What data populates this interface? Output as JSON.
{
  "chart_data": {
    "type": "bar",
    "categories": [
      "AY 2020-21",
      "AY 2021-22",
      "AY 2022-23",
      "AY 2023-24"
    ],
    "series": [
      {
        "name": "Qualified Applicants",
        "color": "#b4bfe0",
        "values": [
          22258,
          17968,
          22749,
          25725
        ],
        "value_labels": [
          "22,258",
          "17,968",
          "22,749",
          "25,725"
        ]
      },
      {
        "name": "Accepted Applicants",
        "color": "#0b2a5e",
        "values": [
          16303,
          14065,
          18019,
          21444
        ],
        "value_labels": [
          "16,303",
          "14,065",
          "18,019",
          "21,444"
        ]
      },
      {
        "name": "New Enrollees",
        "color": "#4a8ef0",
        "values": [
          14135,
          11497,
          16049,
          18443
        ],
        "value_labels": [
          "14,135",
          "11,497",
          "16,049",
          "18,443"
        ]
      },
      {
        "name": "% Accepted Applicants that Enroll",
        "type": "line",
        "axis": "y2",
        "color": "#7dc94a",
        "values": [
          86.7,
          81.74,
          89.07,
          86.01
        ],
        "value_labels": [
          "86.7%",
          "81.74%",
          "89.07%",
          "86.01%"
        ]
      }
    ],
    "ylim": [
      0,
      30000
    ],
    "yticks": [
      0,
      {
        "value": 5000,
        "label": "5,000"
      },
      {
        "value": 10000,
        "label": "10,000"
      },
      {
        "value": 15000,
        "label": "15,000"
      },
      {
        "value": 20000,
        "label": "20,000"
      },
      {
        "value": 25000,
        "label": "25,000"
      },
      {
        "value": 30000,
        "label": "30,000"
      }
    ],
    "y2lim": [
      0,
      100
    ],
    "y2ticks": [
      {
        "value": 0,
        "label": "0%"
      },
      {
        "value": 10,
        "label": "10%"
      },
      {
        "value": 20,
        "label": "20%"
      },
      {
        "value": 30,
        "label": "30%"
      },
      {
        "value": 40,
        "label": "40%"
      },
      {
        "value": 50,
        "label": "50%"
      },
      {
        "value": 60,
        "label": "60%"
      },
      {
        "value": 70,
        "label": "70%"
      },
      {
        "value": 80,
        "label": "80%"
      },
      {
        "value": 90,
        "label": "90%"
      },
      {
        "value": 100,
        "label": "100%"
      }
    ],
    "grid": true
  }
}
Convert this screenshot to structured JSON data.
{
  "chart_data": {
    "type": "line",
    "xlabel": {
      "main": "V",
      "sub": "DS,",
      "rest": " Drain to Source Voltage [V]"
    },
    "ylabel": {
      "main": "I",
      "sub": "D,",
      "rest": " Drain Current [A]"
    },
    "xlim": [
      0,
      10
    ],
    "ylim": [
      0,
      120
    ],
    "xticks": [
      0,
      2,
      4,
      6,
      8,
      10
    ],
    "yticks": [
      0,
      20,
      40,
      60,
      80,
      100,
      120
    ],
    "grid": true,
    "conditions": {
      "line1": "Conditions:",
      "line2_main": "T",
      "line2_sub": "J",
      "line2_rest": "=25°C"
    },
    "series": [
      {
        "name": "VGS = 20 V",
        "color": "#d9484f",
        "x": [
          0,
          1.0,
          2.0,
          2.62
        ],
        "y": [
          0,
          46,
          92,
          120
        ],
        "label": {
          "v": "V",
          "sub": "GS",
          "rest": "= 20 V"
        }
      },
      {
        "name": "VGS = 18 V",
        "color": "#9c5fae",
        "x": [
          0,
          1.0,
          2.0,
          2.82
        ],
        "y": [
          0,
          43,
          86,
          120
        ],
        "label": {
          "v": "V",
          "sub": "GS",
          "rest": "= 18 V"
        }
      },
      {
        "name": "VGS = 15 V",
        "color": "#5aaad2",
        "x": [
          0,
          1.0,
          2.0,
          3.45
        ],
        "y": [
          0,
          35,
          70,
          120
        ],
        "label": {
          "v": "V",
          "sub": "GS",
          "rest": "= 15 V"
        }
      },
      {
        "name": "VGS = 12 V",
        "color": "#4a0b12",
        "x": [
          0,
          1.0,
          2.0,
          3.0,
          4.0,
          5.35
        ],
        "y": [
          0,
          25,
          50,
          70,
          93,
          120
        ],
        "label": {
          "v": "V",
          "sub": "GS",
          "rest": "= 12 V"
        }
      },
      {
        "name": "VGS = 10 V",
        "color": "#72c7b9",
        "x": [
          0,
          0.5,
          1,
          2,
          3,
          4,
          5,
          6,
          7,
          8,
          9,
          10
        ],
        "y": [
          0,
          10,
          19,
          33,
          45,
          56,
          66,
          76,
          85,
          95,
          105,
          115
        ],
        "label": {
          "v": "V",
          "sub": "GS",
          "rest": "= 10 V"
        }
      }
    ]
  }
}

⁂

# [EXERCISE PROMPT]
Check every line of the listing for the string "JSON" and report how many lines have it, as a number alone.

# [SOLVED PROBLEM]
2